### Directions
How many lines of the data include the string "Zatoka"? State the number and nothing else.

### Data to process
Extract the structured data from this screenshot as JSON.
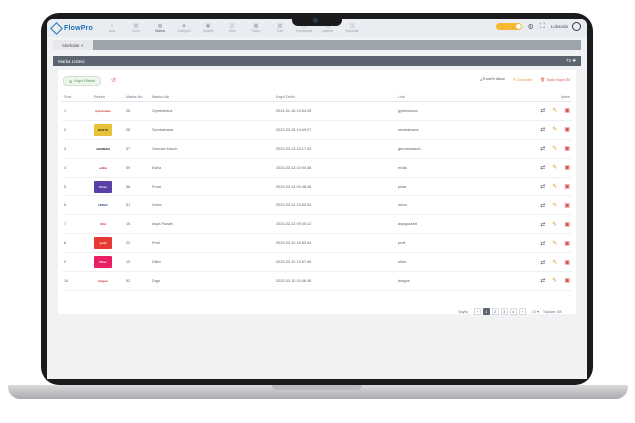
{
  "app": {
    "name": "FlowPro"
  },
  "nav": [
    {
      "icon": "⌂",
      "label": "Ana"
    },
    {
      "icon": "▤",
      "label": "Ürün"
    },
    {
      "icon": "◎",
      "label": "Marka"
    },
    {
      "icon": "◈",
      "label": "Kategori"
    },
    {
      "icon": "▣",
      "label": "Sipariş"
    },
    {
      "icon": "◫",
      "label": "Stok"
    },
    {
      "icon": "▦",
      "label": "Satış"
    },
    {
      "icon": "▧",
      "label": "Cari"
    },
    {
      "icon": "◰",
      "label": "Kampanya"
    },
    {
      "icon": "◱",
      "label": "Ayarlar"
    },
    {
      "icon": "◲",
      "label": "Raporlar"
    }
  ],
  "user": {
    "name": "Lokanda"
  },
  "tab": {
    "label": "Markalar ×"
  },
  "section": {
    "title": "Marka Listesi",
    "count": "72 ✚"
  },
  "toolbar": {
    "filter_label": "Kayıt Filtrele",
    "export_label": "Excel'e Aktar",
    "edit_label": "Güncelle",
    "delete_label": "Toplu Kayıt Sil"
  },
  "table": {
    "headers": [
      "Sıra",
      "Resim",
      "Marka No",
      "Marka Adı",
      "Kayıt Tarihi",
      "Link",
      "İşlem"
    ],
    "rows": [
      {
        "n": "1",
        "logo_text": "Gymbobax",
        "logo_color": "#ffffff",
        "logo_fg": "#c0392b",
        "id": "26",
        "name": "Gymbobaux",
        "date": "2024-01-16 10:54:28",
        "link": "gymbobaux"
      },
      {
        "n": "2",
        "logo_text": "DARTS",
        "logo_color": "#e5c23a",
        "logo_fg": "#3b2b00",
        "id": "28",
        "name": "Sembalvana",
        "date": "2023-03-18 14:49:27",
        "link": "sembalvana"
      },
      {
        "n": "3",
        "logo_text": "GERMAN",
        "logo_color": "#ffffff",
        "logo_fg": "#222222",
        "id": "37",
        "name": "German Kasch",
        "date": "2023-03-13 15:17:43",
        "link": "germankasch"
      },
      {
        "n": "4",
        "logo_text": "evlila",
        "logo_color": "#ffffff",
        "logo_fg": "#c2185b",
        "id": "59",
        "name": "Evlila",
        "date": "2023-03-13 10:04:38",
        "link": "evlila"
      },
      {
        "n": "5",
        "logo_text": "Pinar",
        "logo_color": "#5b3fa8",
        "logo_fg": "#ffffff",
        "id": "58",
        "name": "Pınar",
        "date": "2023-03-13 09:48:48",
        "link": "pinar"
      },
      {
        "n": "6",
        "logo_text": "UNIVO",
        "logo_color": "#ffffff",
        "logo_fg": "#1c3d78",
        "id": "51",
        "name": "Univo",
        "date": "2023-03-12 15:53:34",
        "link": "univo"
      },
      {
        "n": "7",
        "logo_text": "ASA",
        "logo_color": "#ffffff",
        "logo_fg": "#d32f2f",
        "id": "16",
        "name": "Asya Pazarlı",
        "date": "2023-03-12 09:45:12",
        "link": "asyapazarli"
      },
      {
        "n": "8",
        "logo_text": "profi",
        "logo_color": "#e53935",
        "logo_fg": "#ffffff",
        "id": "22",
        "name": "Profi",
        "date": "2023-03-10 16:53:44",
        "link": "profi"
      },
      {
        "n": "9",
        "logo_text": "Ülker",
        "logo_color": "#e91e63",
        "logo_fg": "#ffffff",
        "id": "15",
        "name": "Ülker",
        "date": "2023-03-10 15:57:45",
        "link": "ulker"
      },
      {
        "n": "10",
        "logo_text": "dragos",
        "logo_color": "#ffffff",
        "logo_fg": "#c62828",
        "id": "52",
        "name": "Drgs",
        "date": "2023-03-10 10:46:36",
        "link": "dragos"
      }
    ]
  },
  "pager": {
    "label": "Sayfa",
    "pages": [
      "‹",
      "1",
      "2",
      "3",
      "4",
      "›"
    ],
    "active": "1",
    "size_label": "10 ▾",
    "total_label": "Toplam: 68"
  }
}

--

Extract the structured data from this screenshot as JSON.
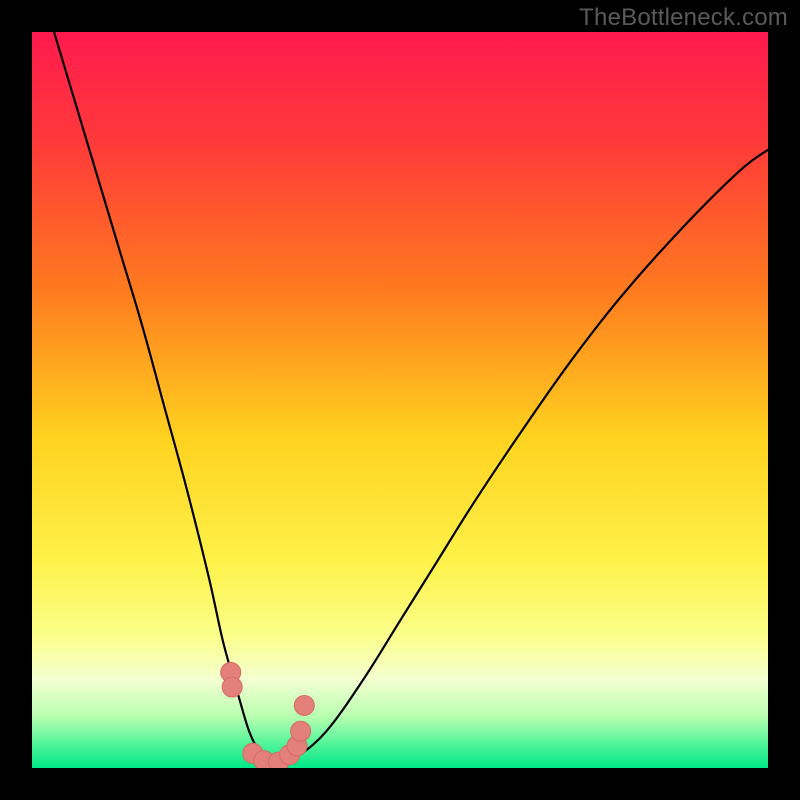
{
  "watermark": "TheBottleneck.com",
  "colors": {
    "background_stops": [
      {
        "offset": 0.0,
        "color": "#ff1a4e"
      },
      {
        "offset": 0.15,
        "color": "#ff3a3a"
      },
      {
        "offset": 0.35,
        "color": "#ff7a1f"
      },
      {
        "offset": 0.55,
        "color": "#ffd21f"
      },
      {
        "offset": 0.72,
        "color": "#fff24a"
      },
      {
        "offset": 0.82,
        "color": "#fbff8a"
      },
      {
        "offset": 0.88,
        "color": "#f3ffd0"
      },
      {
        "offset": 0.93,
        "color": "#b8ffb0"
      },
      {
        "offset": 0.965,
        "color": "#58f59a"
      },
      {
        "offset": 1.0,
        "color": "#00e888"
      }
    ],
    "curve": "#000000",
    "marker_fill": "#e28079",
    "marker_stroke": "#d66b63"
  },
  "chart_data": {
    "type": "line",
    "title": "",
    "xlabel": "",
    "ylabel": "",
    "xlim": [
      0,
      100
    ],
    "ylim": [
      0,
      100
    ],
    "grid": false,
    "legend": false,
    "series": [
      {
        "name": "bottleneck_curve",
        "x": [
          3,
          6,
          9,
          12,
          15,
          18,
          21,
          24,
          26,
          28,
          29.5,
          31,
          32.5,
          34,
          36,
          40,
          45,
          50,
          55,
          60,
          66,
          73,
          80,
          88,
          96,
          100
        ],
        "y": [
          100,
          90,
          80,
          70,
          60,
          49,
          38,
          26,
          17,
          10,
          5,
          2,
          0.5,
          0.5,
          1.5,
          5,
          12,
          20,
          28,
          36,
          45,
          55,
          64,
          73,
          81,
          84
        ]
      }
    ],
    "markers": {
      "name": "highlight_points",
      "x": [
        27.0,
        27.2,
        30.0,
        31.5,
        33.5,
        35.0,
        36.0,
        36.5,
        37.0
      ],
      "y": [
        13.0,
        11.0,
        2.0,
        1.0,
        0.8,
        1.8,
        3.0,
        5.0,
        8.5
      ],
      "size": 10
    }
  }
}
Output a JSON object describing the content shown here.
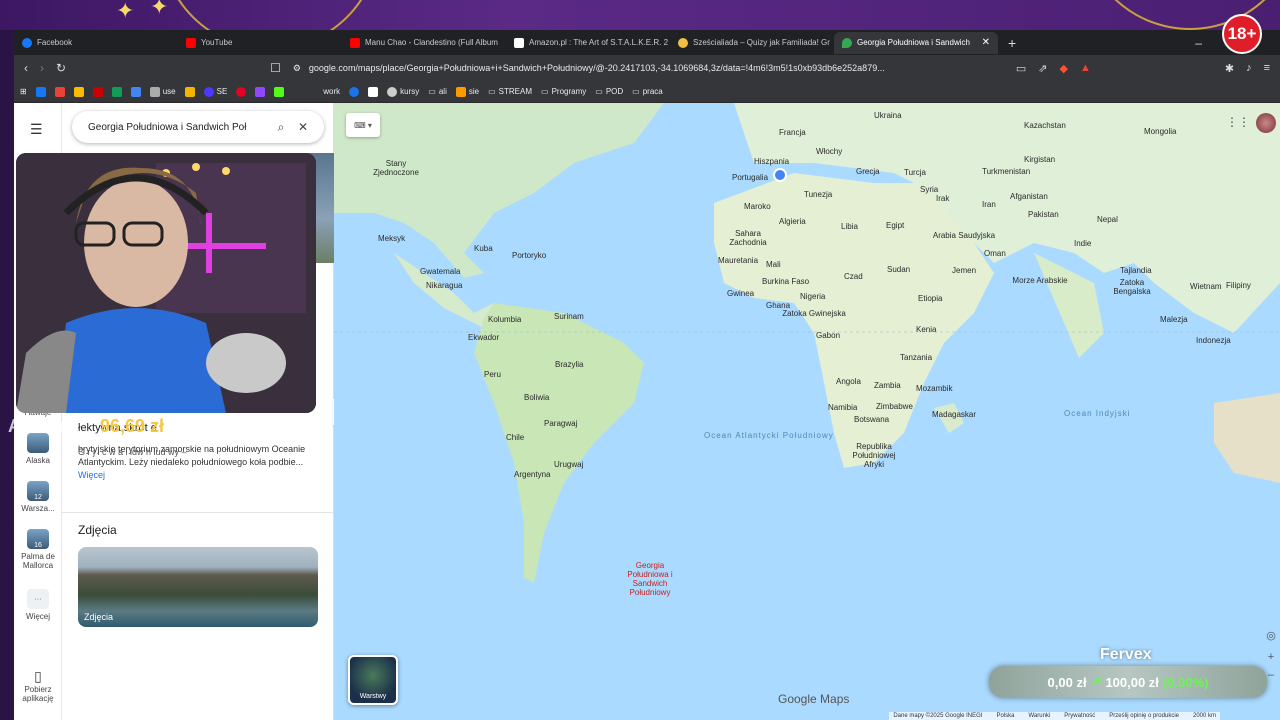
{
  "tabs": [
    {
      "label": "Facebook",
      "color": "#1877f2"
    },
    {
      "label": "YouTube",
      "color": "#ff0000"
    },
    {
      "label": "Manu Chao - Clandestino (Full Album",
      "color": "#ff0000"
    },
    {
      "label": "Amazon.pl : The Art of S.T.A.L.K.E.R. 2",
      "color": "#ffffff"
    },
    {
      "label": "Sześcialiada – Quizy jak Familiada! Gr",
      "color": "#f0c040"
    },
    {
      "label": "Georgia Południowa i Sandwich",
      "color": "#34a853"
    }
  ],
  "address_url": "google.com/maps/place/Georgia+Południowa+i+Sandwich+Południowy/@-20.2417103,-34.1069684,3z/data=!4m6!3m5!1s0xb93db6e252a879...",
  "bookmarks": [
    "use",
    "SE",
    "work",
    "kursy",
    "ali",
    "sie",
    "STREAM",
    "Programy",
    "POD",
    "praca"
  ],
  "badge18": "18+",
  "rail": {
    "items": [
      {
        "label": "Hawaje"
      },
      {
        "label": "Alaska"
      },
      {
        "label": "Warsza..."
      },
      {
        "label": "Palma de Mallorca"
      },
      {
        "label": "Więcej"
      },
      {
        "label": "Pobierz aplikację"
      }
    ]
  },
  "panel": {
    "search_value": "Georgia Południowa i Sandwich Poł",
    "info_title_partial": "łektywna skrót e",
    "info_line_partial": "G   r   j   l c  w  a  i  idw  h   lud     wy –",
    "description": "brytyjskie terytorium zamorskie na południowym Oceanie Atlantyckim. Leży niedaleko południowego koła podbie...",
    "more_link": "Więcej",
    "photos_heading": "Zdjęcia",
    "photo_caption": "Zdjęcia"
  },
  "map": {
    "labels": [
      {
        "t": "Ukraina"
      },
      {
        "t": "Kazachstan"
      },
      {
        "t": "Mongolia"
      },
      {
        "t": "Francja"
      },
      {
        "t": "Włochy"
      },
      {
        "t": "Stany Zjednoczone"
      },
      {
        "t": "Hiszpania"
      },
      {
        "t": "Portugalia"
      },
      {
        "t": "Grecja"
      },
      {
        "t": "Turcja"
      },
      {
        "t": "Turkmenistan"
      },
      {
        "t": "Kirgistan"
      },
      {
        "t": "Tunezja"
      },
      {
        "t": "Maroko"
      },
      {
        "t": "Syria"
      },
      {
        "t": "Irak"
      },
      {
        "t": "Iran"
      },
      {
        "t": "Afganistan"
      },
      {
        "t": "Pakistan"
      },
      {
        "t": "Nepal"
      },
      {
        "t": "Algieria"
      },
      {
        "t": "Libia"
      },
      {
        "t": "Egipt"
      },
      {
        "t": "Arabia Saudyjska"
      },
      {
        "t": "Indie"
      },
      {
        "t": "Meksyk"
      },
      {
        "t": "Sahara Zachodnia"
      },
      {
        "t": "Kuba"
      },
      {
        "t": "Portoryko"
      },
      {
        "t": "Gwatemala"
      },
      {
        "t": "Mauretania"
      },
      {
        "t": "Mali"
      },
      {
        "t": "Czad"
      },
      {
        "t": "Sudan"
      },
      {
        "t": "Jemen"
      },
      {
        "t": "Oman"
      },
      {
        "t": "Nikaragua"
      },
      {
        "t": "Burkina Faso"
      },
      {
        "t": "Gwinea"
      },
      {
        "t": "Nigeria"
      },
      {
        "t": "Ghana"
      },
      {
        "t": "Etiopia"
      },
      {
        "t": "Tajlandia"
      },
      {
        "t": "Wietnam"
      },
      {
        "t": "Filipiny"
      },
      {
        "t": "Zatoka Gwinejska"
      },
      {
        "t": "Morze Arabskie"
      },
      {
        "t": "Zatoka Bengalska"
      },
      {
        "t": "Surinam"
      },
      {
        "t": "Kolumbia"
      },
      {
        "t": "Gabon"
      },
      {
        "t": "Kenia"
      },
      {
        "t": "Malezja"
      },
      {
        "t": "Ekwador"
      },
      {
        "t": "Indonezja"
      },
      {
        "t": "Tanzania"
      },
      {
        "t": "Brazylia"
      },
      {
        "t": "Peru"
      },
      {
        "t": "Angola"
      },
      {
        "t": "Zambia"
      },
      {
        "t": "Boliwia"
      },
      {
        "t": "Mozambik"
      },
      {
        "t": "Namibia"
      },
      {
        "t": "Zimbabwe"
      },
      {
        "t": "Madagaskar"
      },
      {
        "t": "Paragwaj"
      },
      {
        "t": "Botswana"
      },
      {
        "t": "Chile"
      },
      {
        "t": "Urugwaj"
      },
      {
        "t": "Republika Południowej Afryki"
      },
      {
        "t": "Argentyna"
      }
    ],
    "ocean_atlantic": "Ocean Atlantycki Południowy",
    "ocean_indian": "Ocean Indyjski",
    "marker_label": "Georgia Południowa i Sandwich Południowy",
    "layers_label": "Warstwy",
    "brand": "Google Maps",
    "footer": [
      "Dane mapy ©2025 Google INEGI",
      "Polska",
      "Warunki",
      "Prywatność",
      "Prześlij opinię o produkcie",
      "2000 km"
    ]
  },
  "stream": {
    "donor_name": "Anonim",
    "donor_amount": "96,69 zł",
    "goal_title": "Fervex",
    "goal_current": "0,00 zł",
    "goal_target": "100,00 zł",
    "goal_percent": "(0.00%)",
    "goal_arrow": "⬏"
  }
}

### Result of this exercise
2